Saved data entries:
◆ ◆ ◆
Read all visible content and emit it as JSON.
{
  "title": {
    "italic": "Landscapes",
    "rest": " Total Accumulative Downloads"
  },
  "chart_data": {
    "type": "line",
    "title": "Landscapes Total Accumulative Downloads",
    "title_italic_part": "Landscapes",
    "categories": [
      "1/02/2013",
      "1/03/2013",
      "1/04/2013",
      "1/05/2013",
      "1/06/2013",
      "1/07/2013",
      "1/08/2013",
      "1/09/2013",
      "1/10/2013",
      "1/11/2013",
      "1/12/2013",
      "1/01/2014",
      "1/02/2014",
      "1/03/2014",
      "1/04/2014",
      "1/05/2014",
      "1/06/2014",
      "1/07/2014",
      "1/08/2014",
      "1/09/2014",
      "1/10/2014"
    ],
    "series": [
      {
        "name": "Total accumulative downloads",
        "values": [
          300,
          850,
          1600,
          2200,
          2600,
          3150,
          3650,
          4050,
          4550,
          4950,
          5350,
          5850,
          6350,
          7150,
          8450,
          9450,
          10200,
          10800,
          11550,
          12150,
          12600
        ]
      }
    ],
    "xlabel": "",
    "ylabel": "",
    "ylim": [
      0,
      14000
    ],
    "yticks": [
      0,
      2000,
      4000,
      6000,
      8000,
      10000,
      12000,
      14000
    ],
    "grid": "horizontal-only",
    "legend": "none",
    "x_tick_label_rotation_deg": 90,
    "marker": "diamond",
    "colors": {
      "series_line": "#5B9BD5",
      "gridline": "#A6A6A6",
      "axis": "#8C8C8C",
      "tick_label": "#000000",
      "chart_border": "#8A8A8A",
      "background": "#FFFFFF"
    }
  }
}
◆ ◆ ◆
▶ EXERCISE DESCRIPTION
Copy the records above exactly as they appear.

▶ WRITTEN RESPONSE
Read all visible content and emit it as JSON.
{
  "title": {
    "italic": "Landscapes",
    "rest": " Total Accumulative Downloads"
  },
  "chart_data": {
    "type": "line",
    "title": "Landscapes Total Accumulative Downloads",
    "title_italic_part": "Landscapes",
    "categories": [
      "1/02/2013",
      "1/03/2013",
      "1/04/2013",
      "1/05/2013",
      "1/06/2013",
      "1/07/2013",
      "1/08/2013",
      "1/09/2013",
      "1/10/2013",
      "1/11/2013",
      "1/12/2013",
      "1/01/2014",
      "1/02/2014",
      "1/03/2014",
      "1/04/2014",
      "1/05/2014",
      "1/06/2014",
      "1/07/2014",
      "1/08/2014",
      "1/09/2014",
      "1/10/2014"
    ],
    "series": [
      {
        "name": "Total accumulative downloads",
        "values": [
          300,
          850,
          1600,
          2200,
          2600,
          3150,
          3650,
          4050,
          4550,
          4950,
          5350,
          5850,
          6350,
          7150,
          8450,
          9450,
          10200,
          10800,
          11550,
          12150,
          12600
        ]
      }
    ],
    "xlabel": "",
    "ylabel": "",
    "ylim": [
      0,
      14000
    ],
    "yticks": [
      0,
      2000,
      4000,
      6000,
      8000,
      10000,
      12000,
      14000
    ],
    "grid": "horizontal-only",
    "legend": "none",
    "x_tick_label_rotation_deg": 90,
    "marker": "diamond",
    "colors": {
      "series_line": "#5B9BD5",
      "gridline": "#A6A6A6",
      "axis": "#8C8C8C",
      "tick_label": "#000000",
      "chart_border": "#8A8A8A",
      "background": "#FFFFFF"
    }
  }
}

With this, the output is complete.